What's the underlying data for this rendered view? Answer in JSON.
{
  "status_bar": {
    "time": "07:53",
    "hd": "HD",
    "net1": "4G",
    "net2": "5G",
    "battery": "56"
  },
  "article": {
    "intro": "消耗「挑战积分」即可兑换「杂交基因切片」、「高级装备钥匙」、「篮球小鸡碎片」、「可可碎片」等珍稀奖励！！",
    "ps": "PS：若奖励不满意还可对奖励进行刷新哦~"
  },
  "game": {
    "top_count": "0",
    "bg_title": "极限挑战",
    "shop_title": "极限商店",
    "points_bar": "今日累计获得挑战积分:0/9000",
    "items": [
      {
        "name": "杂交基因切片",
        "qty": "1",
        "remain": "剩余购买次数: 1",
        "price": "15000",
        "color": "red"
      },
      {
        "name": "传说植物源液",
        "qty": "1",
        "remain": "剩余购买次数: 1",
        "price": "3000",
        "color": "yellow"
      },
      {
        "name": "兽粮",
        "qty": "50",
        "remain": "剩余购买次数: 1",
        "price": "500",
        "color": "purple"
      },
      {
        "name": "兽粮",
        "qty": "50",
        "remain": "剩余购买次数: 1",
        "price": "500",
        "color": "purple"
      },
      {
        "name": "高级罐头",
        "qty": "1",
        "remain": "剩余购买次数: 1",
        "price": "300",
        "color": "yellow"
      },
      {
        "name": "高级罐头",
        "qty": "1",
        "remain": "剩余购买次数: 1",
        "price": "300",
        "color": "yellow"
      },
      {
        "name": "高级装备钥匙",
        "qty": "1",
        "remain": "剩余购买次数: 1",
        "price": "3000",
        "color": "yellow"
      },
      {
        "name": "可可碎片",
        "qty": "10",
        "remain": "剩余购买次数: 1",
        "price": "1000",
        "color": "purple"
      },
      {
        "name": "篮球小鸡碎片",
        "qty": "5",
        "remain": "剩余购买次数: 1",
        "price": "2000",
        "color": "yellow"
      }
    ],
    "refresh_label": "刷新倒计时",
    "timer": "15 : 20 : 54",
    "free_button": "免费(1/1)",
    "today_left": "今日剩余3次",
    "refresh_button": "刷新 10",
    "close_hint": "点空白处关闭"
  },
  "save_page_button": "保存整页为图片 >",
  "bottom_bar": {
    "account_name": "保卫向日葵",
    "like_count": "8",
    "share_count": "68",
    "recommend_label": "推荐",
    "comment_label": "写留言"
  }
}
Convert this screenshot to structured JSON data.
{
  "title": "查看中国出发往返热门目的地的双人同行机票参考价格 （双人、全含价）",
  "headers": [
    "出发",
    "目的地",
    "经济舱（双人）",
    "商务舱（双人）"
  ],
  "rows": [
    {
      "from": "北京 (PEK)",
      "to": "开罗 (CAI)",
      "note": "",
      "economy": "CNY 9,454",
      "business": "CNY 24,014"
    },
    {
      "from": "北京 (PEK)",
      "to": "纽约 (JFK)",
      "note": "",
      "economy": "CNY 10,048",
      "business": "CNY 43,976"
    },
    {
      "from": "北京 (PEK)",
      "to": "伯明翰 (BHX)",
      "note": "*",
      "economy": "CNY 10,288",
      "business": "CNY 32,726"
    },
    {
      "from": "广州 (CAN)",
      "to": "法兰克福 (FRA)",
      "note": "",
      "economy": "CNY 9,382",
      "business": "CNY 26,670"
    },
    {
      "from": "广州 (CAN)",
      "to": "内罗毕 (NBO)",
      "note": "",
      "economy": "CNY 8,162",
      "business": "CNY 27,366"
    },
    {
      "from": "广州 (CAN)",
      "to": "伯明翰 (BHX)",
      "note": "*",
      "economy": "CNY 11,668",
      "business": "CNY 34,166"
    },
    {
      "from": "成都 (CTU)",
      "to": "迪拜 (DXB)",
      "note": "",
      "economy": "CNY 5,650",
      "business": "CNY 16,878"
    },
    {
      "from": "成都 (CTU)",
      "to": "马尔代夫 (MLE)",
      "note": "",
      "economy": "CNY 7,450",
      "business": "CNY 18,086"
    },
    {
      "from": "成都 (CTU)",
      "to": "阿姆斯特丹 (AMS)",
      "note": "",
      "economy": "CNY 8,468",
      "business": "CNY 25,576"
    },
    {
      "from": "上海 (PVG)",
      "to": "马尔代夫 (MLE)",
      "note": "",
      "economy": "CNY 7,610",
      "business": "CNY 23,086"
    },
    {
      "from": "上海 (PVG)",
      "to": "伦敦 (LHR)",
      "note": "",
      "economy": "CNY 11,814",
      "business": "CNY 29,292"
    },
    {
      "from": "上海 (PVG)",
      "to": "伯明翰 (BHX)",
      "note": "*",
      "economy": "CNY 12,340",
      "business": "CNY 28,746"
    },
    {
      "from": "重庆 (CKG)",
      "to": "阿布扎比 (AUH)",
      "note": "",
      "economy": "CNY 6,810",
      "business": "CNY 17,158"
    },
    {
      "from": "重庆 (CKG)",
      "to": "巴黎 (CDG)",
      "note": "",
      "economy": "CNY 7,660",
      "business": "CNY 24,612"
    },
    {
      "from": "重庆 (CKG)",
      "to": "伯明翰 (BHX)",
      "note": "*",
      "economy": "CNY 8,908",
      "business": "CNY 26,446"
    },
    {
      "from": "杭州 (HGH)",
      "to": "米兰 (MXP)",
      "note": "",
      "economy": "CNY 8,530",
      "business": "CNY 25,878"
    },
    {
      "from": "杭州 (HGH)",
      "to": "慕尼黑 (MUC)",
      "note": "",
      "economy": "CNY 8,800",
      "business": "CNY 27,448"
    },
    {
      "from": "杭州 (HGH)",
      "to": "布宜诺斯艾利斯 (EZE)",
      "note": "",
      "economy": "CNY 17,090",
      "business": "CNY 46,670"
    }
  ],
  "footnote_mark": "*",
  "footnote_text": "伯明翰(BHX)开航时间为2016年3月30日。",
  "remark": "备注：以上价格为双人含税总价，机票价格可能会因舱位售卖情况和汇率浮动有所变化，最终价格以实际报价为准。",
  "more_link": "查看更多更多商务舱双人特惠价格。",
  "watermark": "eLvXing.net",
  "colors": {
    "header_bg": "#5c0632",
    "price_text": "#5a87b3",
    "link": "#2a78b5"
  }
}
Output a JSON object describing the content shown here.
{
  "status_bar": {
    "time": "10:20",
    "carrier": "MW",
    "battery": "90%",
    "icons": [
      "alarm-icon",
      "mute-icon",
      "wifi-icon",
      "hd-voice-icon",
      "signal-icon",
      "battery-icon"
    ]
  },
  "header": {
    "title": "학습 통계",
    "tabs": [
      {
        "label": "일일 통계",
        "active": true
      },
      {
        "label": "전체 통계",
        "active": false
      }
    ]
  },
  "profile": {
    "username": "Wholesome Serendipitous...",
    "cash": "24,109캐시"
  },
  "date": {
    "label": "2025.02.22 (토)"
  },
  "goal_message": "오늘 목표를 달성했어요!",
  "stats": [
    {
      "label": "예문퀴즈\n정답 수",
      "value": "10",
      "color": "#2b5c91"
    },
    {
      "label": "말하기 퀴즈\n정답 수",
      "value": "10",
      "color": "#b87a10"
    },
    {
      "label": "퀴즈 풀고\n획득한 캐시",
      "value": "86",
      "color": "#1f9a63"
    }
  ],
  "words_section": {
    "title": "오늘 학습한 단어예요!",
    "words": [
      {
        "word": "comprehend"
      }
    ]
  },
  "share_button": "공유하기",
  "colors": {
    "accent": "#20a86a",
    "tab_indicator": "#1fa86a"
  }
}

■ Given exercise
Show the lines of the data that hold the word "this".

■ Answer for the task
What's the underlying data for this rendered view? Answer in JSON.
Convert this screenshot to structured JSON data.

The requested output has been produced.